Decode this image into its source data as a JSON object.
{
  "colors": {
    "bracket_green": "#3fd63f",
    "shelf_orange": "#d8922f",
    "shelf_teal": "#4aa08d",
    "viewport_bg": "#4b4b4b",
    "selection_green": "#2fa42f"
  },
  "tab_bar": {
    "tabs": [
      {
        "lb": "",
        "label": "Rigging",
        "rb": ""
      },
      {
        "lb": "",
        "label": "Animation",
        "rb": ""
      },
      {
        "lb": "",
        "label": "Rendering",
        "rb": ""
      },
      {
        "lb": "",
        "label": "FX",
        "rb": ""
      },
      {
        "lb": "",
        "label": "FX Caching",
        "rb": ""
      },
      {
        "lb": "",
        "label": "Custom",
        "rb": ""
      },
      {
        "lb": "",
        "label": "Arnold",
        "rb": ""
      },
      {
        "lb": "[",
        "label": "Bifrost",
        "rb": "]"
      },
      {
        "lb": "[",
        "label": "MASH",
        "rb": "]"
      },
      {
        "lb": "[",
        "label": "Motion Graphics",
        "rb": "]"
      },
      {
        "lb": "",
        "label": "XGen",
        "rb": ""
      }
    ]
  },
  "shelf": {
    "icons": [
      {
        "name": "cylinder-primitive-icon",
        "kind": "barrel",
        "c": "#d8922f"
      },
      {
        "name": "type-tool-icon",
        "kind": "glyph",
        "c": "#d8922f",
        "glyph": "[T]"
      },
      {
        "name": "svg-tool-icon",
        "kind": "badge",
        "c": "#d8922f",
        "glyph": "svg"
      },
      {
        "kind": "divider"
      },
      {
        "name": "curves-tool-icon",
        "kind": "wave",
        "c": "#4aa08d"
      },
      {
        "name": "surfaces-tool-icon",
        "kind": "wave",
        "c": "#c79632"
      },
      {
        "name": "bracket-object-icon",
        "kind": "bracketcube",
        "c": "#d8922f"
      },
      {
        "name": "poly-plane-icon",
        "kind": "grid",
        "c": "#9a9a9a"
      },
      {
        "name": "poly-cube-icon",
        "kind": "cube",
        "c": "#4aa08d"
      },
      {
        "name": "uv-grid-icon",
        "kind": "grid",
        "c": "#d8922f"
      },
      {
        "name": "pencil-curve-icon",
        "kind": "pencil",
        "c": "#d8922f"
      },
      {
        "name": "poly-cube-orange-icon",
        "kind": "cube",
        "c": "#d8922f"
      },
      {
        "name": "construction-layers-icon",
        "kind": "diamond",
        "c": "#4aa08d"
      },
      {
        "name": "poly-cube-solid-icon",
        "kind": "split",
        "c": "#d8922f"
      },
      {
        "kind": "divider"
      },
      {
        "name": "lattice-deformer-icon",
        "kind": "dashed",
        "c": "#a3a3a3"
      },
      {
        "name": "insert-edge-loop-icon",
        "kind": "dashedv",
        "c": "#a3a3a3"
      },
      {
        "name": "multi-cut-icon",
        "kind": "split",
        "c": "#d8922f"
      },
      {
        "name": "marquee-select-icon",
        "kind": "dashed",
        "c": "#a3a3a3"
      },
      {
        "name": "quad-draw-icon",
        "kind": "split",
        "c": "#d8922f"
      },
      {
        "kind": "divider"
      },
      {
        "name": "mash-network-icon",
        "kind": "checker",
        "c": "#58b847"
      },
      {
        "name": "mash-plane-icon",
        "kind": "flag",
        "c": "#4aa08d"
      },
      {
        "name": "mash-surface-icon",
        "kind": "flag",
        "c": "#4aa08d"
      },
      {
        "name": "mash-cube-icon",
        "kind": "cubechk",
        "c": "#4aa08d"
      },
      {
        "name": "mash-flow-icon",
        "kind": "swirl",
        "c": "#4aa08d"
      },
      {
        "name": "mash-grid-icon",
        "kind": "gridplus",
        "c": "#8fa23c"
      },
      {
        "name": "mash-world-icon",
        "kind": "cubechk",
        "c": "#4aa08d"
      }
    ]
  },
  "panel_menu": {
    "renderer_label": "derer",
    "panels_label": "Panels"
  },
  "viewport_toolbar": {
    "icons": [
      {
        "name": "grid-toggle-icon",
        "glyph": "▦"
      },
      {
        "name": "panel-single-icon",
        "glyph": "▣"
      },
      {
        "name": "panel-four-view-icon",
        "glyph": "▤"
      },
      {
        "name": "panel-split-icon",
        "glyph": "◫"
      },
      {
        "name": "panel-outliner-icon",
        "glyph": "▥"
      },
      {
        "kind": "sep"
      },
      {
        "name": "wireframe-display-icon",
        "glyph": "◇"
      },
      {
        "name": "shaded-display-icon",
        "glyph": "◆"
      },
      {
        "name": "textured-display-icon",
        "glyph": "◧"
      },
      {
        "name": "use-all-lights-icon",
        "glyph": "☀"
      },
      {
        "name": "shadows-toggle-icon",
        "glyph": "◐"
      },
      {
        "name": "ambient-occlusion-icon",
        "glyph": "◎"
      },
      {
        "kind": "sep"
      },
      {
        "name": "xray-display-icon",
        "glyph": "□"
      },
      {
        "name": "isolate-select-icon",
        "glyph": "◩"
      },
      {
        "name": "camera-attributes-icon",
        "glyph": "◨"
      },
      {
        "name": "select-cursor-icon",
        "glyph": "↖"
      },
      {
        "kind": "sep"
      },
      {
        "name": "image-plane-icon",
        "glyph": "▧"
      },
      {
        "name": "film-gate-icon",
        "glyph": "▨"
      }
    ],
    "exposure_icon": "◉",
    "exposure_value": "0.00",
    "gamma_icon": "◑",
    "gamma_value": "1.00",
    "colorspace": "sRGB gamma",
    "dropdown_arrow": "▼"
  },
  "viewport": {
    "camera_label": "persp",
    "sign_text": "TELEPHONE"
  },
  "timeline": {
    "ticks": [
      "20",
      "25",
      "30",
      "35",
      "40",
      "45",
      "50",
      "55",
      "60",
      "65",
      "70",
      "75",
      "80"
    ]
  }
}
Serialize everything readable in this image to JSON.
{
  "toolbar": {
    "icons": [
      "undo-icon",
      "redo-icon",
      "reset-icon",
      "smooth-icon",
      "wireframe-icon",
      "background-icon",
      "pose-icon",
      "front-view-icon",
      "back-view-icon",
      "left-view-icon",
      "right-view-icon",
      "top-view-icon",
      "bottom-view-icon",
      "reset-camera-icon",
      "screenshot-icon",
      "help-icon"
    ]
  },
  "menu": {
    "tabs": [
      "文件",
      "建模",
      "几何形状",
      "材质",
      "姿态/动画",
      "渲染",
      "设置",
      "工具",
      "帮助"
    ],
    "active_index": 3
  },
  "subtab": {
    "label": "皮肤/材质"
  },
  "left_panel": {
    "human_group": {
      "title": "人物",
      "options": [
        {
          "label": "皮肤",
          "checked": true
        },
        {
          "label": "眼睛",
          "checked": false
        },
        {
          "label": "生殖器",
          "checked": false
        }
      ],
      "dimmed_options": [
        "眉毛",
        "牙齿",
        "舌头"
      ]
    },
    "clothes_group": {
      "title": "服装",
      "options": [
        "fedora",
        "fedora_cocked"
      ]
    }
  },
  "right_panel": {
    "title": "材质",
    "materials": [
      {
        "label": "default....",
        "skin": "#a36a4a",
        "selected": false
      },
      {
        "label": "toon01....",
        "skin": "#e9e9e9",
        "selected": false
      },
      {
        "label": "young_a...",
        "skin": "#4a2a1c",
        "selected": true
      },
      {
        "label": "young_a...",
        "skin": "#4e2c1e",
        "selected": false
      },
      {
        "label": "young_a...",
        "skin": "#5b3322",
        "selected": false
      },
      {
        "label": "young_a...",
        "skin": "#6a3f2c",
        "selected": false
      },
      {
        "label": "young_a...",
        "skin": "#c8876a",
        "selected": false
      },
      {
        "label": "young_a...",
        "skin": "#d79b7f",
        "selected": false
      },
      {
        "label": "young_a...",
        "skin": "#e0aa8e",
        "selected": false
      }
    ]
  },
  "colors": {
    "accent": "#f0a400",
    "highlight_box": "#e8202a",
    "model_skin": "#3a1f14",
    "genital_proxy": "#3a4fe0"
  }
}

........

--- EXERCISE ---
From the line containing "Serialize everything readable" down to the last line, reproduce the records exactly. Include both ends.

--- THE RESULT ---
Serialize everything readable in this image to JSON.
{
  "toolbar": {
    "icons": [
      "undo-icon",
      "redo-icon",
      "reset-icon",
      "smooth-icon",
      "wireframe-icon",
      "background-icon",
      "pose-icon",
      "front-view-icon",
      "back-view-icon",
      "left-view-icon",
      "right-view-icon",
      "top-view-icon",
      "bottom-view-icon",
      "reset-camera-icon",
      "screenshot-icon",
      "help-icon"
    ]
  },
  "menu": {
    "tabs": [
      "文件",
      "建模",
      "几何形状",
      "材质",
      "姿态/动画",
      "渲染",
      "设置",
      "工具",
      "帮助"
    ],
    "active_index": 3
  },
  "subtab": {
    "label": "皮肤/材质"
  },
  "left_panel": {
    "human_group": {
      "title": "人物",
      "options": [
        {
          "label": "皮肤",
          "checked": true
        },
        {
          "label": "眼睛",
          "checked": false
        },
        {
          "label": "生殖器",
          "checked": false
        }
      ],
      "dimmed_options": [
        "眉毛",
        "牙齿",
        "舌头"
      ]
    },
    "clothes_group": {
      "title": "服装",
      "options": [
        "fedora",
        "fedora_cocked"
      ]
    }
  },
  "right_panel": {
    "title": "材质",
    "materials": [
      {
        "label": "default....",
        "skin": "#a36a4a",
        "selected": false
      },
      {
        "label": "toon01....",
        "skin": "#e9e9e9",
        "selected": false
      },
      {
        "label": "young_a...",
        "skin": "#4a2a1c",
        "selected": true
      },
      {
        "label": "young_a...",
        "skin": "#4e2c1e",
        "selected": false
      },
      {
        "label": "young_a...",
        "skin": "#5b3322",
        "selected": false
      },
      {
        "label": "young_a...",
        "skin": "#6a3f2c",
        "selected": false
      },
      {
        "label": "young_a...",
        "skin": "#c8876a",
        "selected": false
      },
      {
        "label": "young_a...",
        "skin": "#d79b7f",
        "selected": false
      },
      {
        "label": "young_a...",
        "skin": "#e0aa8e",
        "selected": false
      }
    ]
  },
  "colors": {
    "accent": "#f0a400",
    "highlight_box": "#e8202a",
    "model_skin": "#3a1f14",
    "genital_proxy": "#3a4fe0"
  }
}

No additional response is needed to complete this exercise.